### Stated exercise
Collect all lines from the listing that include the string "time".

[Collected data entries]

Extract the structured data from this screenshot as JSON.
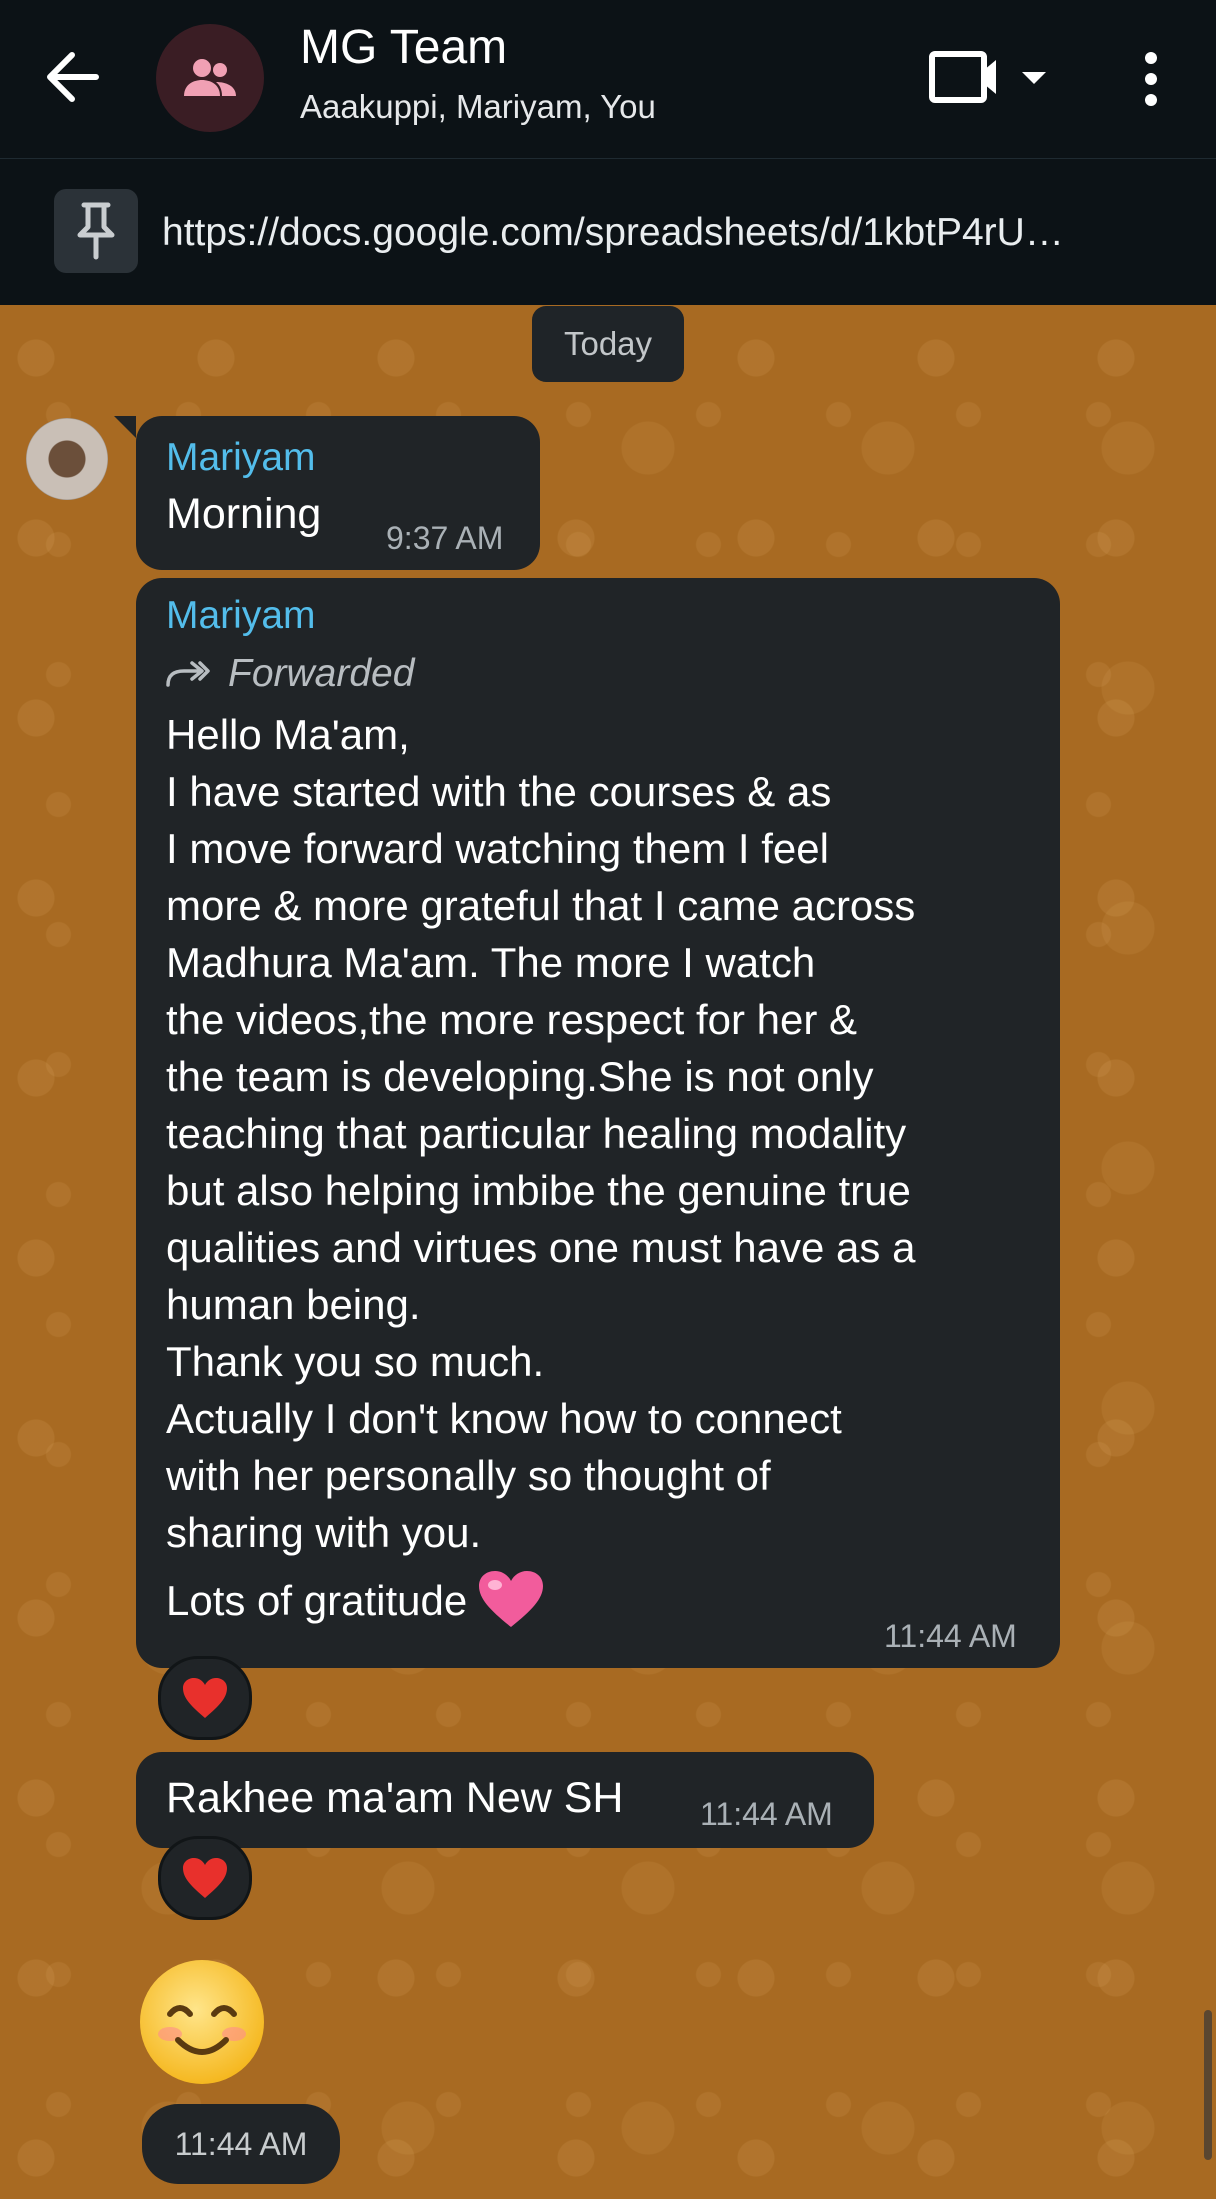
{
  "header": {
    "title": "MG Team",
    "subtitle": "Aaakuppi, Mariyam, You"
  },
  "pinned": {
    "text": "https://docs.google.com/spreadsheets/d/1kbtP4rU…"
  },
  "date_chip": "Today",
  "messages": [
    {
      "sender": "Mariyam",
      "text": "Morning",
      "time": "9:37 AM"
    },
    {
      "sender": "Mariyam",
      "forwarded_label": "Forwarded",
      "lines": [
        "Hello Ma'am,",
        "I have started with the courses & as",
        "I move forward watching them I feel",
        "more & more grateful that I came across",
        "Madhura Ma'am. The more I watch",
        "the videos,the more respect for her &",
        "the team is developing.She is not only",
        "teaching that particular healing modality",
        "but also helping imbibe the genuine true",
        "qualities and virtues one must have as a",
        "human being.",
        "Thank you so much.",
        "Actually I don't know how to connect",
        "with her personally so thought of",
        "sharing with you.",
        "Lots of gratitude"
      ],
      "time": "11:44 AM",
      "reaction": "red-heart"
    },
    {
      "text": "Rakhee ma'am New SH",
      "time": "11:44 AM",
      "reaction": "red-heart"
    },
    {
      "emoji": "smiling-face",
      "time": "11:44 AM"
    }
  ],
  "colors": {
    "header_bg": "#0c1216",
    "wallpaper": "#a86a22",
    "bubble": "#202427",
    "sender_name": "#53bdeb"
  }
}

### Written reply
      "time": "9:37 AM"
      "time": "11:44 AM",
      "time": "11:44 AM",
      "time": "11:44 AM"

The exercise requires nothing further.